>>>>
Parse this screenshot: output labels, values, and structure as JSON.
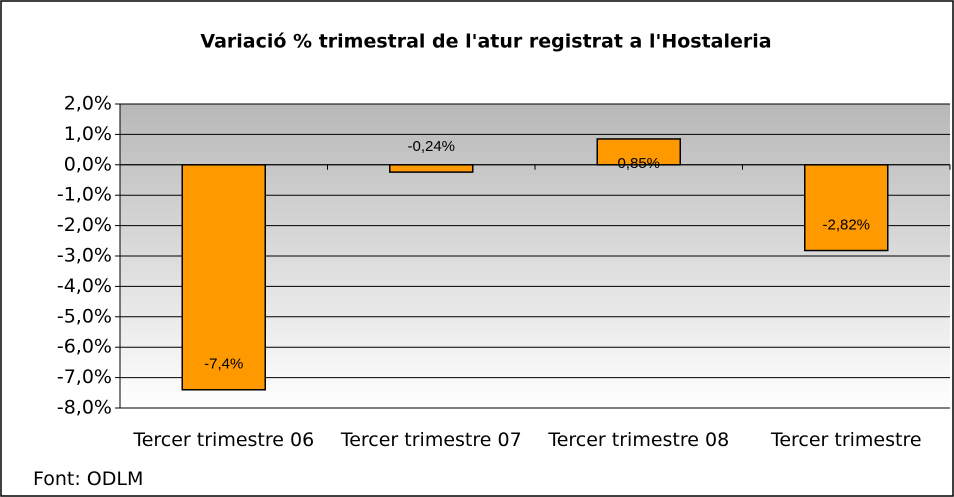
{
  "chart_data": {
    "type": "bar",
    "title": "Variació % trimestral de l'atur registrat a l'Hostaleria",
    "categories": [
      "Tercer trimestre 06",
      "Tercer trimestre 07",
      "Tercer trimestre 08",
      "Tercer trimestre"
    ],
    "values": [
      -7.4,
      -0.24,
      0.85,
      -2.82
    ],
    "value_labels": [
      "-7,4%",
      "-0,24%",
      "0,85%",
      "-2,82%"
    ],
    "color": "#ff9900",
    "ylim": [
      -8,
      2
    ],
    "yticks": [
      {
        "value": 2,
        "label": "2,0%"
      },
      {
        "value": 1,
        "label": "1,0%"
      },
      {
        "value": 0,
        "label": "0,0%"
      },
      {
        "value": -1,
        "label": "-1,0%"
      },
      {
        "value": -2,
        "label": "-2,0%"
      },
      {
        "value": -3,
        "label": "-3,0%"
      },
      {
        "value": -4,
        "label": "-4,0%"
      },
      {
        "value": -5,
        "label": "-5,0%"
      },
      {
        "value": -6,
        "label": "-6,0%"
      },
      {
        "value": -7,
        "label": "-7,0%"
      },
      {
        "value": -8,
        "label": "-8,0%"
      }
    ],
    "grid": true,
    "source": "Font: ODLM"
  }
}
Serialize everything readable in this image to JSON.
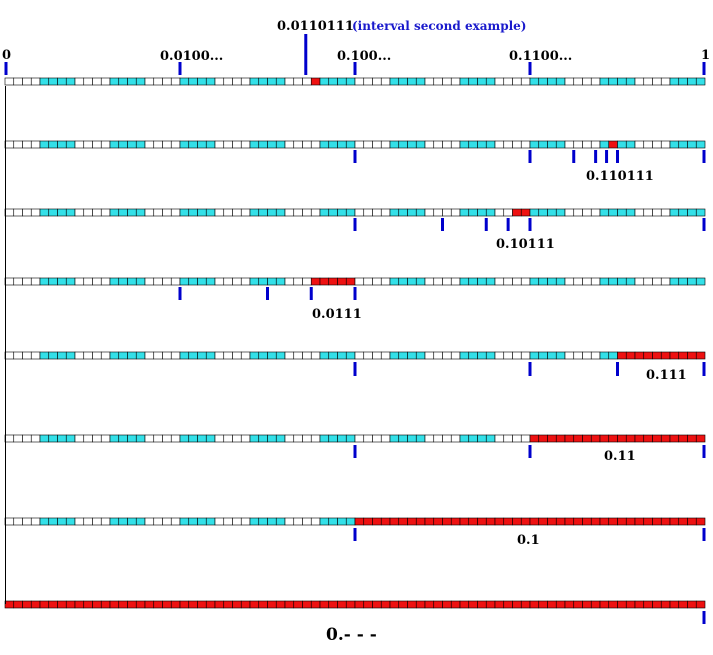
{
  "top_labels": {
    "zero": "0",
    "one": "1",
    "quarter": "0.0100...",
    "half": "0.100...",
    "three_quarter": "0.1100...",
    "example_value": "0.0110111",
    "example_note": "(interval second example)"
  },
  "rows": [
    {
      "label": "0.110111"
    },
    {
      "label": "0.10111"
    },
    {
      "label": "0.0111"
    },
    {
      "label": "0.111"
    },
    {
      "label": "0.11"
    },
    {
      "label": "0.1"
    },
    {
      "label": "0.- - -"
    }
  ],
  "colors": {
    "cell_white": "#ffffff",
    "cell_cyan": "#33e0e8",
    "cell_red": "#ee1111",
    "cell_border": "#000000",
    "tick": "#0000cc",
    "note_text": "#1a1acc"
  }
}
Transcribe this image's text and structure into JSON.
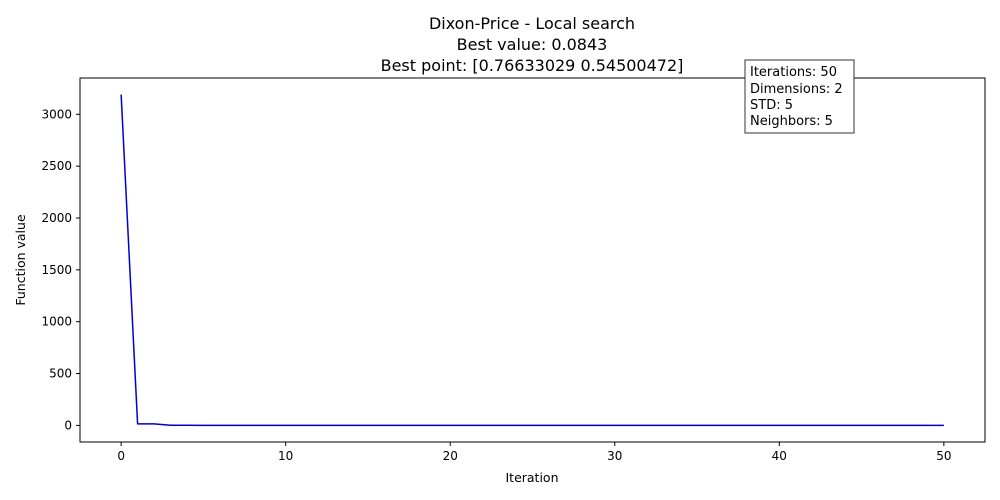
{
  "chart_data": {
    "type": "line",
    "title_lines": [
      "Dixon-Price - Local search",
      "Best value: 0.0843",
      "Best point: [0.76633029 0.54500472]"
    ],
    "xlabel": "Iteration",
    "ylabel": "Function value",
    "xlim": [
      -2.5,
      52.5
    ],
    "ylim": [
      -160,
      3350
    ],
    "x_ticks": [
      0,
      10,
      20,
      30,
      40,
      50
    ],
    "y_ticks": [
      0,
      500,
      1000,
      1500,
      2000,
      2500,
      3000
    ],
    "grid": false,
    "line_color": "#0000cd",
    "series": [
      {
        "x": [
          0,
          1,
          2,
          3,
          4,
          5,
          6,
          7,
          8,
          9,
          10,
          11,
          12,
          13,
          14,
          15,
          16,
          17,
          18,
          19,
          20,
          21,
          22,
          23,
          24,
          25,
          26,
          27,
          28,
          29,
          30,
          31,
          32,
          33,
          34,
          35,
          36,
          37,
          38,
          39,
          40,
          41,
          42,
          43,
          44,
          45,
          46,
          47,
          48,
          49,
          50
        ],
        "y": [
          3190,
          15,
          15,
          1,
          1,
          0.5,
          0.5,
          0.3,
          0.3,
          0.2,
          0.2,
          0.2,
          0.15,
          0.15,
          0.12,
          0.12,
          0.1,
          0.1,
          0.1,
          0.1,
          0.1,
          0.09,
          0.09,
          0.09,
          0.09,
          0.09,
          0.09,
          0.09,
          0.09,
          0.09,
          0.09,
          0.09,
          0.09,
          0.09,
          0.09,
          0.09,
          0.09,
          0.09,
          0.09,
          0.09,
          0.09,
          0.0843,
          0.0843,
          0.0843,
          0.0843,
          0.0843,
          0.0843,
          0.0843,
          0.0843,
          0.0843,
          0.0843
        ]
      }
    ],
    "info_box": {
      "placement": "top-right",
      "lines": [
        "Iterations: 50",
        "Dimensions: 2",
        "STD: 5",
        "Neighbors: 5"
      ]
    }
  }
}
<<<<
EXERCISE DETAILS: Pictures in the records should not appear in your copy, but everything else must be transcribed exactly.

OUTPUT OF THE EXERCISE:
Parse this screenshot: output labels, values, and structure as JSON.
{
  "chart_data": {
    "type": "bar",
    "title": "Variació % trimestral de l'atur registrat a l'Hostaleria",
    "categories": [
      "Tercer trimestre 06",
      "Tercer trimestre 07",
      "Tercer trimestre 08",
      "Tercer trimestre"
    ],
    "values": [
      -7.4,
      -0.24,
      0.85,
      -2.82
    ],
    "value_labels": [
      "-7,4%",
      "-0,24%",
      "0,85%",
      "-2,82%"
    ],
    "color": "#ff9900",
    "ylim": [
      -8,
      2
    ],
    "yticks": [
      {
        "value": 2,
        "label": "2,0%"
      },
      {
        "value": 1,
        "label": "1,0%"
      },
      {
        "value": 0,
        "label": "0,0%"
      },
      {
        "value": -1,
        "label": "-1,0%"
      },
      {
        "value": -2,
        "label": "-2,0%"
      },
      {
        "value": -3,
        "label": "-3,0%"
      },
      {
        "value": -4,
        "label": "-4,0%"
      },
      {
        "value": -5,
        "label": "-5,0%"
      },
      {
        "value": -6,
        "label": "-6,0%"
      },
      {
        "value": -7,
        "label": "-7,0%"
      },
      {
        "value": -8,
        "label": "-8,0%"
      }
    ],
    "grid": true,
    "source": "Font: ODLM"
  }
}
Serialize everything readable in this image to JSON.
{
  "top_labels": {
    "zero": "0",
    "one": "1",
    "quarter": "0.0100...",
    "half": "0.100...",
    "three_quarter": "0.1100...",
    "example_value": "0.0110111",
    "example_note": "(interval second example)"
  },
  "rows": [
    {
      "label": "0.110111"
    },
    {
      "label": "0.10111"
    },
    {
      "label": "0.0111"
    },
    {
      "label": "0.111"
    },
    {
      "label": "0.11"
    },
    {
      "label": "0.1"
    },
    {
      "label": "0.- - -"
    }
  ],
  "colors": {
    "cell_white": "#ffffff",
    "cell_cyan": "#33e0e8",
    "cell_red": "#ee1111",
    "cell_border": "#000000",
    "tick": "#0000cc",
    "note_text": "#1a1acc"
  }
}
Transcribe this image's text and structure into JSON.
{
  "chart_data": {
    "type": "line",
    "title_lines": [
      "Dixon-Price - Local search",
      "Best value: 0.0843",
      "Best point: [0.76633029 0.54500472]"
    ],
    "xlabel": "Iteration",
    "ylabel": "Function value",
    "xlim": [
      -2.5,
      52.5
    ],
    "ylim": [
      -160,
      3350
    ],
    "x_ticks": [
      0,
      10,
      20,
      30,
      40,
      50
    ],
    "y_ticks": [
      0,
      500,
      1000,
      1500,
      2000,
      2500,
      3000
    ],
    "grid": false,
    "line_color": "#0000cd",
    "series": [
      {
        "x": [
          0,
          1,
          2,
          3,
          4,
          5,
          6,
          7,
          8,
          9,
          10,
          11,
          12,
          13,
          14,
          15,
          16,
          17,
          18,
          19,
          20,
          21,
          22,
          23,
          24,
          25,
          26,
          27,
          28,
          29,
          30,
          31,
          32,
          33,
          34,
          35,
          36,
          37,
          38,
          39,
          40,
          41,
          42,
          43,
          44,
          45,
          46,
          47,
          48,
          49,
          50
        ],
        "y": [
          3190,
          15,
          15,
          1,
          1,
          0.5,
          0.5,
          0.3,
          0.3,
          0.2,
          0.2,
          0.2,
          0.15,
          0.15,
          0.12,
          0.12,
          0.1,
          0.1,
          0.1,
          0.1,
          0.1,
          0.09,
          0.09,
          0.09,
          0.09,
          0.09,
          0.09,
          0.09,
          0.09,
          0.09,
          0.09,
          0.09,
          0.09,
          0.09,
          0.09,
          0.09,
          0.09,
          0.09,
          0.09,
          0.09,
          0.09,
          0.0843,
          0.0843,
          0.0843,
          0.0843,
          0.0843,
          0.0843,
          0.0843,
          0.0843,
          0.0843,
          0.0843
        ]
      }
    ],
    "info_box": {
      "placement": "top-right",
      "lines": [
        "Iterations: 50",
        "Dimensions: 2",
        "STD: 5",
        "Neighbors: 5"
      ]
    }
  }
}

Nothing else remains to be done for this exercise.